*What to work on*: Quote every line as given.

*Data for this task*:
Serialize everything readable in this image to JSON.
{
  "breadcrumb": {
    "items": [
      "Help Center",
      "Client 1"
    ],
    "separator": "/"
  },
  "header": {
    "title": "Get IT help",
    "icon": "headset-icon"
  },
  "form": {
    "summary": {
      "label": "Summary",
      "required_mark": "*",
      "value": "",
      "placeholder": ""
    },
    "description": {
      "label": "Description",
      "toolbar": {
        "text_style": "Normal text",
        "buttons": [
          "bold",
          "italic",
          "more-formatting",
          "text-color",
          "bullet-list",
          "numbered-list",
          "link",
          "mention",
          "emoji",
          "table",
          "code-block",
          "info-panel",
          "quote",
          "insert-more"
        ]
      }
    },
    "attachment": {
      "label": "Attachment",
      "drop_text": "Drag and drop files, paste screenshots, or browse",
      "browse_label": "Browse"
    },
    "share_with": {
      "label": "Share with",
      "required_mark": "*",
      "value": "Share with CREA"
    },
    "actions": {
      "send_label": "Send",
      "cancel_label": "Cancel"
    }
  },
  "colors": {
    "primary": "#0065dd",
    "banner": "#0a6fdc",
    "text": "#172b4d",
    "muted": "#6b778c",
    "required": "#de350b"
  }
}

*Exercise solution*:
Serialize everything readable in this image to JSON.
{
  "breadcrumb": {
    "items": [
      "Help Center",
      "Client 1"
    ],
    "separator": "/"
  },
  "header": {
    "title": "Get IT help",
    "icon": "headset-icon"
  },
  "form": {
    "summary": {
      "label": "Summary",
      "required_mark": "*",
      "value": "",
      "placeholder": ""
    },
    "description": {
      "label": "Description",
      "toolbar": {
        "text_style": "Normal text",
        "buttons": [
          "bold",
          "italic",
          "more-formatting",
          "text-color",
          "bullet-list",
          "numbered-list",
          "link",
          "mention",
          "emoji",
          "table",
          "code-block",
          "info-panel",
          "quote",
          "insert-more"
        ]
      }
    },
    "attachment": {
      "label": "Attachment",
      "drop_text": "Drag and drop files, paste screenshots, or browse",
      "browse_label": "Browse"
    },
    "share_with": {
      "label": "Share with",
      "required_mark": "*",
      "value": "Share with CREA"
    },
    "actions": {
      "send_label": "Send",
      "cancel_label": "Cancel"
    }
  },
  "colors": {
    "primary": "#0065dd",
    "banner": "#0a6fdc",
    "text": "#172b4d",
    "muted": "#6b778c",
    "required": "#de350b"
  }
}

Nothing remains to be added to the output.